* _DATA FOR THIS TASK_
**********

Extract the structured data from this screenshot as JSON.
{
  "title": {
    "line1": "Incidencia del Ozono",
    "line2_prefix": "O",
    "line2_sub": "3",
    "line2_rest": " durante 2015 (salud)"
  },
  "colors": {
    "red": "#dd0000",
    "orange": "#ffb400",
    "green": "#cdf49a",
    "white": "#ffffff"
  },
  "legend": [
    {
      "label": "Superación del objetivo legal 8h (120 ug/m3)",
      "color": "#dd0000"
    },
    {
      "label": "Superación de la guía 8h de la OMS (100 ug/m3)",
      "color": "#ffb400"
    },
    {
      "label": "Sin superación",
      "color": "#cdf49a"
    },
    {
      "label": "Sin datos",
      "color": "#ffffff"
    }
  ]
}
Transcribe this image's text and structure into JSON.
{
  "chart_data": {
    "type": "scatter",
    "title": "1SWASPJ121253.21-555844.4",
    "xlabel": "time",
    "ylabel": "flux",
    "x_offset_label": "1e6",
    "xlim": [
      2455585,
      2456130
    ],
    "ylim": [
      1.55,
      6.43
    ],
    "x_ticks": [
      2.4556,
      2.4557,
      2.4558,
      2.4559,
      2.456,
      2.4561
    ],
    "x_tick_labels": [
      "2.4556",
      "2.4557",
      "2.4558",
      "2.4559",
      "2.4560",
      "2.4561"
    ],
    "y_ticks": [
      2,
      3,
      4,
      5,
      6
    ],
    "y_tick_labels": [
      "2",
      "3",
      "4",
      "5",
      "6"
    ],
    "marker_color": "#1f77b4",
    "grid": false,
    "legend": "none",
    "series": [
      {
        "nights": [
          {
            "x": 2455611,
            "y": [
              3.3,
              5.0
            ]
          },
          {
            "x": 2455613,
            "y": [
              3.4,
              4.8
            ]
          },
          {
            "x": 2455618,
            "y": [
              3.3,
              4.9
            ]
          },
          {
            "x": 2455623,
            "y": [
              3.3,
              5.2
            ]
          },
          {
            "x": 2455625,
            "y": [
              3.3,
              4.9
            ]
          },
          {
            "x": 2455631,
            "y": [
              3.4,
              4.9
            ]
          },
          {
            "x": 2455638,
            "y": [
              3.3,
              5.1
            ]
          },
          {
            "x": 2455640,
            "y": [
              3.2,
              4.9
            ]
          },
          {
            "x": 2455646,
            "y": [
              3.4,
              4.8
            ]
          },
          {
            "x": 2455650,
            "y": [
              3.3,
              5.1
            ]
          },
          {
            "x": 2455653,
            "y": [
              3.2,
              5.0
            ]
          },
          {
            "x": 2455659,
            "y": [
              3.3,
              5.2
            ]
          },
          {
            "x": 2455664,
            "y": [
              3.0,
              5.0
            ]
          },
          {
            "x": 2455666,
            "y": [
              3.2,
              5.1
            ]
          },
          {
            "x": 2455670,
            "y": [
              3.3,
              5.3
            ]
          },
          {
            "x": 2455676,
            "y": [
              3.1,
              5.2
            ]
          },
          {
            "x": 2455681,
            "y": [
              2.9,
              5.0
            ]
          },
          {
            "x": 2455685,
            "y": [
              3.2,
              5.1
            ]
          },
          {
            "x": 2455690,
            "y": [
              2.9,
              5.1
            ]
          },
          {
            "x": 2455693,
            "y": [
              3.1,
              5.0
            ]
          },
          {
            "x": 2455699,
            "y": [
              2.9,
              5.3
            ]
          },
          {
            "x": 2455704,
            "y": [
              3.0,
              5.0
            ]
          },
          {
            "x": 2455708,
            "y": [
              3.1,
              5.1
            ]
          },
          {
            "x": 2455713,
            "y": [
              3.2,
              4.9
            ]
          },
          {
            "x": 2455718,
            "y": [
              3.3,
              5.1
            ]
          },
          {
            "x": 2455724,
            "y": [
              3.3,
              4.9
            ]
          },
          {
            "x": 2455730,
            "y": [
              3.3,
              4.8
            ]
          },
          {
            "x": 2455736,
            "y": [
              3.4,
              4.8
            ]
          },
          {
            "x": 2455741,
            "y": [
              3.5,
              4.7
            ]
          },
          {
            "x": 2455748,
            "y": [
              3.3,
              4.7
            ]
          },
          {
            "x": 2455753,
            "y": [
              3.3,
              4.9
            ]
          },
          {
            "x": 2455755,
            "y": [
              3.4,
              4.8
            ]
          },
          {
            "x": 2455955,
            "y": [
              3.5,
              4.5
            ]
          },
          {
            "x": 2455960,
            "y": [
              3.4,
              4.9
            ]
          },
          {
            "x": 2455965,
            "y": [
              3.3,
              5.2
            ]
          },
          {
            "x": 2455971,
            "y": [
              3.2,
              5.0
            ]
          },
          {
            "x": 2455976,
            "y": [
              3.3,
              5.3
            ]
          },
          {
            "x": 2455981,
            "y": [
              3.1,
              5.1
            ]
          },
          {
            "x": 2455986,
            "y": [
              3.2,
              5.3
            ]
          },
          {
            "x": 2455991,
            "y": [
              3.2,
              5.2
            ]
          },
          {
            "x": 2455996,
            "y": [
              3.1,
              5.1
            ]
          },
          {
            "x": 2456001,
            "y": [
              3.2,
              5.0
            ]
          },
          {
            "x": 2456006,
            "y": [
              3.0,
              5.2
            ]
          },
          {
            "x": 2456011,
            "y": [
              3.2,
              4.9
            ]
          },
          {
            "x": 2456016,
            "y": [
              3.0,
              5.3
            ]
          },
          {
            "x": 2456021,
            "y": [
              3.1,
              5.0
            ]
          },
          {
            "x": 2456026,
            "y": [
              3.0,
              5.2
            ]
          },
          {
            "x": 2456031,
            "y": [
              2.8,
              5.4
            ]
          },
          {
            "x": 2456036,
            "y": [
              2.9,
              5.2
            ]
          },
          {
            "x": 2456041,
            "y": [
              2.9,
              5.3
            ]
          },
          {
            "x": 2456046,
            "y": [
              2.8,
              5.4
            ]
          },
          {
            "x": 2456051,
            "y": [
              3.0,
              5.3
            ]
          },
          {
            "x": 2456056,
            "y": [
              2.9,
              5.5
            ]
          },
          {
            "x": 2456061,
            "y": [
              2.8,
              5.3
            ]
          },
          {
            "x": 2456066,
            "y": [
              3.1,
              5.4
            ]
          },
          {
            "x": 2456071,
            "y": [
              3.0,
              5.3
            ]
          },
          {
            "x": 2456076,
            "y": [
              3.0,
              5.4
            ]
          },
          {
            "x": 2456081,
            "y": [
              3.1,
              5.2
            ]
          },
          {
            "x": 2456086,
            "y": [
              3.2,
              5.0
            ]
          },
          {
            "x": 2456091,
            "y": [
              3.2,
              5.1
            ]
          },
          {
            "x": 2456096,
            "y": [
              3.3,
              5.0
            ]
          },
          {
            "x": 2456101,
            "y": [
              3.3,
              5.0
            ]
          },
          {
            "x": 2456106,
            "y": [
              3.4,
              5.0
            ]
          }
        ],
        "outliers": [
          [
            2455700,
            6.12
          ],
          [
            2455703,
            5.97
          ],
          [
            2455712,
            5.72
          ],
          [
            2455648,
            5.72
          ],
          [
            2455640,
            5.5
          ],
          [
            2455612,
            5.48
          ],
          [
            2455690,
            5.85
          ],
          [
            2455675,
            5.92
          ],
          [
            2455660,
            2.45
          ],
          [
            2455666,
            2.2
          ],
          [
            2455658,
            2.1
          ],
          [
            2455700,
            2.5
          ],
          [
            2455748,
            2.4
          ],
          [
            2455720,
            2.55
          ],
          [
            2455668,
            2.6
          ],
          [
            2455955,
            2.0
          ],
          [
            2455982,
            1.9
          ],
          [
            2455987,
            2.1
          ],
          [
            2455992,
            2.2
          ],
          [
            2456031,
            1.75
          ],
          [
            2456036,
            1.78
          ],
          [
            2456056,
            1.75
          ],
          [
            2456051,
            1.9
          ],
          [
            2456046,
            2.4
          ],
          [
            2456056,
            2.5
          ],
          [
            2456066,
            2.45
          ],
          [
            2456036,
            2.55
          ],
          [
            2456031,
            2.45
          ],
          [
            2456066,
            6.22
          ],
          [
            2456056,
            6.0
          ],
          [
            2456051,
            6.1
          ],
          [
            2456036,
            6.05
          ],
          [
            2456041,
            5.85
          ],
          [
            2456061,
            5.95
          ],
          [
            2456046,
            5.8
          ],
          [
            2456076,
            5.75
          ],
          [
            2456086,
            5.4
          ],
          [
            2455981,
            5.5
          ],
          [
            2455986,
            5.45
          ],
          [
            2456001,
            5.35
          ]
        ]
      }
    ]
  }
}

**********

* _GOAL_
Only the count is wanted: report how many lines of the material above hold the word "title".

* _FULL OUTPUT_
2